● TASK MATERIAL:
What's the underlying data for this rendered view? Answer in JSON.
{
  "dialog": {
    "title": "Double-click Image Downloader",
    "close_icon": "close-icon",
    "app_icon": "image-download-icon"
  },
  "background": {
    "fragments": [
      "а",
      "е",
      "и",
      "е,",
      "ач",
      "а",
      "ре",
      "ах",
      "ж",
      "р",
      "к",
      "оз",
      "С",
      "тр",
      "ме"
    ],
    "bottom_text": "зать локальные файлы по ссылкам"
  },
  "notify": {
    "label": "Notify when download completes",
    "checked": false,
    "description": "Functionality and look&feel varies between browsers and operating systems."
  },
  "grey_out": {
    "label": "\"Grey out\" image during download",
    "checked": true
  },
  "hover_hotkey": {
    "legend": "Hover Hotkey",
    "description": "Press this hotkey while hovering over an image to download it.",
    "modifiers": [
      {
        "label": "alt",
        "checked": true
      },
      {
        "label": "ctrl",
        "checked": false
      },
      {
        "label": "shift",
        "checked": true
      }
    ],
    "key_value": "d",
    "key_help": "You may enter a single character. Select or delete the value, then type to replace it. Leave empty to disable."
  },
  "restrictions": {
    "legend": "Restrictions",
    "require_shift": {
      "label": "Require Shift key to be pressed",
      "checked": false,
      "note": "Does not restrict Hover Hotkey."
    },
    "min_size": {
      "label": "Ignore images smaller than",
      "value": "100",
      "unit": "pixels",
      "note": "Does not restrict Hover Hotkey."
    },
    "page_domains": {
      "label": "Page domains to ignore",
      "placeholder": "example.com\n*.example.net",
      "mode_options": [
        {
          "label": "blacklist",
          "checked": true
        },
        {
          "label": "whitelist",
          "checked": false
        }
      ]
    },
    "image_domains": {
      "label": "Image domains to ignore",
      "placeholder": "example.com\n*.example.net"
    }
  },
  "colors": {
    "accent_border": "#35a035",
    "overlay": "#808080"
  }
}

● WHAT IS REQUIRED:
Copy each line of the listing in which the word "legend" can be found.

● RESULT FOR THIS TASK:
    "legend": "Hover Hotkey",
    "legend": "Restrictions",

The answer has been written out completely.